• **Text shown**

####################

As blood samples for biomarker analysis were optional, retrospective ctDNA analysis was done on 12 patients, six patients who received VOR/HCQ and six patients who received RGF. Six of six patients (100%) who received RGF had KRAS mutations versus five of six patients (83%) who received VOR/HCQ. Patients with clinical benefit (4 + cycles) appeared to exhibit lower baseline MaxMAF relative to patients with no clinical benefit for both treatment arms. In patients with clinical benefit, MaxMAF appeared to decrease at C2, and then increase at progression (Supplement Fig. 1S).

Discussion

This is the first Phase 2 randomised study evaluating the role of autophagy modulation in patients with mCRC in comparison to a standard of care treatment, regorafenib. At the pre-planned interim analysis, these data did not support improvement in mPFS with VOR/HCQ versus RGF in patients with mCRC, and therefore, continuing this study in an unselected population with mCRC was not warranted based on these results. As a result, the study was closed to further accrual. Despite our promising Phase 2 data [8], this study showed that VOR/HCQ was inferior to RGF. Our hypothesis to improve on the PFS of RGF was based on the history from the CORRECT study, which showed patients treated with RGF had a mPFS of 1.9 months [2]. However, in this study patients receiving RGF had a mPFS of 4.35 months, which was not expected as this cohort had wide inclusion criteria, including ECOG 2, comorbidities, and no age restrictions.

####################

• **Exercise data**
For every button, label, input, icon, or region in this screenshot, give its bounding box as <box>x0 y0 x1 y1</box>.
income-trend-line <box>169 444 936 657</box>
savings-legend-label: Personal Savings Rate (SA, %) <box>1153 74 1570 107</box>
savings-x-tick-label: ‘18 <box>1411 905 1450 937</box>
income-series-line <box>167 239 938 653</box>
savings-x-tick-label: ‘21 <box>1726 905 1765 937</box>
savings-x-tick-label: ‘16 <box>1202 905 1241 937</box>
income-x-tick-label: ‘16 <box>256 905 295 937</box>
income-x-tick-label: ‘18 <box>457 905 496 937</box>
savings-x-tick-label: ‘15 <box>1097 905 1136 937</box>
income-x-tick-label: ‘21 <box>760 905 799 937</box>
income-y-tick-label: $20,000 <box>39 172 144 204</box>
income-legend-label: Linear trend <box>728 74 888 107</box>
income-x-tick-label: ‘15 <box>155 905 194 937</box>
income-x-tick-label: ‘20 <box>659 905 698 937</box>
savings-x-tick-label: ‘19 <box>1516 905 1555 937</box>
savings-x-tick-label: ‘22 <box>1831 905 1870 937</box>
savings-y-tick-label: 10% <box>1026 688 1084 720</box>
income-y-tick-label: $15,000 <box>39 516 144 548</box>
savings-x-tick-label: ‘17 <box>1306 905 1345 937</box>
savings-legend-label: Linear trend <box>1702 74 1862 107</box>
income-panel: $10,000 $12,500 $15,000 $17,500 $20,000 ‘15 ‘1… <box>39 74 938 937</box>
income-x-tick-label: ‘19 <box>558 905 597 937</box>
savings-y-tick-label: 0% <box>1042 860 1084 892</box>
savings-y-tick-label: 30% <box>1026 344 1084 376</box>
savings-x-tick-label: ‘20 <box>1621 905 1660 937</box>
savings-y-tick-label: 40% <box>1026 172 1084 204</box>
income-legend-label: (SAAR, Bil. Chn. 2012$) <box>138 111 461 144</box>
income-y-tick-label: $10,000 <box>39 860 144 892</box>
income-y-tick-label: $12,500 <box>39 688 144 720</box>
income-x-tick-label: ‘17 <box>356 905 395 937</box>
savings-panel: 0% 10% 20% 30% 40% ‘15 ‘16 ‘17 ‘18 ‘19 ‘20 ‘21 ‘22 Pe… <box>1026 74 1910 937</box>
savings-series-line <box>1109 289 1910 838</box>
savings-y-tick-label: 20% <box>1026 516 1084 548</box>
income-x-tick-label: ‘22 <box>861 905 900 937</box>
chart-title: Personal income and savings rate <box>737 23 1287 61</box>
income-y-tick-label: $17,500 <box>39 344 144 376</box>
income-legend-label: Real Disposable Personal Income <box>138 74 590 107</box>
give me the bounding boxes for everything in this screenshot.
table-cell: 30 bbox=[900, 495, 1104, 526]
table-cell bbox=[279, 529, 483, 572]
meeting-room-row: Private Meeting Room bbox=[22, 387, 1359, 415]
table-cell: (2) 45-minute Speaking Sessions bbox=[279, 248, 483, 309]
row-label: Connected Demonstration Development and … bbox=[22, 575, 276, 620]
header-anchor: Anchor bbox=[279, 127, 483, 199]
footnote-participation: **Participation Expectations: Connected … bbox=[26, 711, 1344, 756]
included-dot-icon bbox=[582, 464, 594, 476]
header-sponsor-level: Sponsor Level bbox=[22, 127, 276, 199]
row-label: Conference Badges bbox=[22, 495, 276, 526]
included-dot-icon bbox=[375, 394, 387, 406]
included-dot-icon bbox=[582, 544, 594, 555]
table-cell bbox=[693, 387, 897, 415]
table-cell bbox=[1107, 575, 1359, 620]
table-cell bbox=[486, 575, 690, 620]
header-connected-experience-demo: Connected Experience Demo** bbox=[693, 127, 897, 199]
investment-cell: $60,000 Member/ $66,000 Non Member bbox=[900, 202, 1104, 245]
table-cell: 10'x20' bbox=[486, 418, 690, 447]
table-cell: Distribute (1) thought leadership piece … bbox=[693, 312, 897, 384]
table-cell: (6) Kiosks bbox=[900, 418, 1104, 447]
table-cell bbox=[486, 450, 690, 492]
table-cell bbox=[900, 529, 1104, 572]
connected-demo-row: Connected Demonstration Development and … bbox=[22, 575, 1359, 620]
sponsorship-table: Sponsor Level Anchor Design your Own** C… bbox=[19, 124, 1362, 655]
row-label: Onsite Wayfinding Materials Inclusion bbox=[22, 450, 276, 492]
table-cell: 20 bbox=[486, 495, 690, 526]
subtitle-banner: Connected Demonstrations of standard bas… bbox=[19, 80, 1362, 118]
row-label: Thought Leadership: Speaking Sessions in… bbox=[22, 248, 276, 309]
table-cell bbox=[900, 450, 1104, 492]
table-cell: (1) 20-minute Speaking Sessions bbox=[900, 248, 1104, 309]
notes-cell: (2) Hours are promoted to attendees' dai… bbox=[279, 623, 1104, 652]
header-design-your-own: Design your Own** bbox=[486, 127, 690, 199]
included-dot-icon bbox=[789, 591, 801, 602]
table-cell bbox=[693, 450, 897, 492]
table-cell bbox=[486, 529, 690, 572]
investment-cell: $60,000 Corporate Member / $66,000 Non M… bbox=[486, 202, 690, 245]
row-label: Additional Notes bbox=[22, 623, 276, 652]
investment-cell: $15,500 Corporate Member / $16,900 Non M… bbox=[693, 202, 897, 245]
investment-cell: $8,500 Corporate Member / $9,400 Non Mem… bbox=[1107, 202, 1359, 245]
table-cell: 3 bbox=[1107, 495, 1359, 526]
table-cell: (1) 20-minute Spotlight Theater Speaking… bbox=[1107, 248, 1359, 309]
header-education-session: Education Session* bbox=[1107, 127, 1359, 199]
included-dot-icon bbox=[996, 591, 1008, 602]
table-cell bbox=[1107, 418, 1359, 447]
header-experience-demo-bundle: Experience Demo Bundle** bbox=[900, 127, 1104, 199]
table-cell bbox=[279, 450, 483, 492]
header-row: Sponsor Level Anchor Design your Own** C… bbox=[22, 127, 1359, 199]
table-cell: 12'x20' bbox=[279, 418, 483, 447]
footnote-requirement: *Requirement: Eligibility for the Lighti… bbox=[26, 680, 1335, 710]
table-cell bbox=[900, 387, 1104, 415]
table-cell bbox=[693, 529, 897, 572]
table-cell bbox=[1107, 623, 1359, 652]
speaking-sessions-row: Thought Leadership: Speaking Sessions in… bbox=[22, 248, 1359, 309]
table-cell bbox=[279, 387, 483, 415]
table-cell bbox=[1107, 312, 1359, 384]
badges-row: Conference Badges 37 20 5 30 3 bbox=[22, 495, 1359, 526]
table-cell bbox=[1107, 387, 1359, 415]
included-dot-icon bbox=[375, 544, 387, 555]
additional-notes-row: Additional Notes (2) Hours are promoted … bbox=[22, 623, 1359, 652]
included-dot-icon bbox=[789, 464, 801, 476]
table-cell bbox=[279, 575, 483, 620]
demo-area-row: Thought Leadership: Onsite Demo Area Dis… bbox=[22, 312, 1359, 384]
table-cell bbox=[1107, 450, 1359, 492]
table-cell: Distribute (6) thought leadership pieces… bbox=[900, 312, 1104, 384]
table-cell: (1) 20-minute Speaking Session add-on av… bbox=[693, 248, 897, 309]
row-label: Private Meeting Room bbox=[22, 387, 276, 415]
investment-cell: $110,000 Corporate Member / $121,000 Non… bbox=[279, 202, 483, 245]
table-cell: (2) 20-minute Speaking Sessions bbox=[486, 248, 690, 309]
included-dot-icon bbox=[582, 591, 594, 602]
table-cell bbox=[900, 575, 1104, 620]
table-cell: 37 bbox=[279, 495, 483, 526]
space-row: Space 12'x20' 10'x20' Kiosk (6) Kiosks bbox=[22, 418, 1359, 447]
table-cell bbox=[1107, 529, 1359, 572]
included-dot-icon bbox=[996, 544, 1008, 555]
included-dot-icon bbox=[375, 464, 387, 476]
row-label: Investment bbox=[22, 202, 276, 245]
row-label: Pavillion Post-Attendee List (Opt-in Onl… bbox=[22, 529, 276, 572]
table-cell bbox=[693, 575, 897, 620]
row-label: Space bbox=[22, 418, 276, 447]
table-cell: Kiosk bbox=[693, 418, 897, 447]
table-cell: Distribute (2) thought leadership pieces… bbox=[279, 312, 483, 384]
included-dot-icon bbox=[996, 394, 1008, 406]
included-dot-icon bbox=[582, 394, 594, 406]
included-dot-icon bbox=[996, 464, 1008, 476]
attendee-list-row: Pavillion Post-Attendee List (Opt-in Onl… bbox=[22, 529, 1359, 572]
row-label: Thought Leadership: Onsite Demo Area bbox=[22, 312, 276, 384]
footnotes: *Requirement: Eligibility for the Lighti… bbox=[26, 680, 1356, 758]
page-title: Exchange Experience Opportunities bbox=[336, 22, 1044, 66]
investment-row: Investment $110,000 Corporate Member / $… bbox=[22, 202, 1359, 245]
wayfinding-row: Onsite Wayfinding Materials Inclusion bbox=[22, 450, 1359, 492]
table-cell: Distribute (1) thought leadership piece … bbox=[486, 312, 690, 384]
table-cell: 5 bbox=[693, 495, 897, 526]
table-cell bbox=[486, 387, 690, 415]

####################

• **Problems to solve**
[1] In the colorectal cancer study text, what was the median progression-free survival of patients who received regorafenib in this study?
[2] Rewrite the paragraph of the colorectal cancer study text that begins "As blood samples for biomarker analysis" as a short bulleted list that keeps its main facts.
[3] Write the next part of the colorectal cancer study text, picking up after its final sentence.

• **Task-by-task results**
[1] 4.35 months

[2]
- Because blood samples for biomarker analysis were optional, retrospective ctDNA analysis was done on 12 patients: six who received VOR/HCQ and six who received RGF.
- KRAS mutations were found in six of six RGF patients (100%) and five of six VOR/HCQ patients (83%).
- In both treatment arms, patients with clinical benefit (4+ cycles) appeared to have lower baseline MaxMAF than patients with no clinical benefit.
- In patients with clinical benefit, MaxMAF appeared to decrease at C2 and then increase at progression (Supplement Fig. 1S).

[3]
Our previous single-arm study in this same patient population, of the 19 evaluable patients mPFS of 2.8 months and mOS of 6.7 months [8]. Dosing of HCQ selected was able to inhibit autophagy induction related to HDAC inhibition, and survival analysis was comparable if not better than historic data with RGF with an acceptable safety profile. In this current study, VOR/HCQ had a similar toxicity profile to that observed in our earlier Phase I and II studies [7, 8]. Overall, VOR/HCQ had fewer adverse events than RGF. More patients required dosed reduction with RGF (41%) compared to VOR/HCQ (30%). The latter is comparable to the single-arm Phase II study of VOR/HCQ, which showed that 35% of patients required dose reduction [8].

In terms of efficacy, recent reported clinical studies that have reported higher mPFS of >3 months with RGF, include age, better patient selection, dose and schedule changes, and when evaluated in patients who were anti-angiogenic naive [1012]. Despite the initial PFS of 1.9 months in the registration study [2], real-world data of patients with mCRC tend to have higher survivals when receiving RGF. For example, the Asian CONCUR study showed that RGF had PFS of 3.2 months [13]. In the prospective single-arm Phase 3b CONSIGN study, RGF had a mPFS of 2.7 months [14]. In addition, the interim analysis of the German, RECORA, study reported mPFS of 3.2 months [15]. In our US cohort of patients with CRC, all patients were treated with VEGF inhibitors prior to enrollment, therefore, given VOR/HCQ was inferior to RGF in our study, this would suggest the need to continue VEGF inhibition in heavily treated, refractory mCRC [16].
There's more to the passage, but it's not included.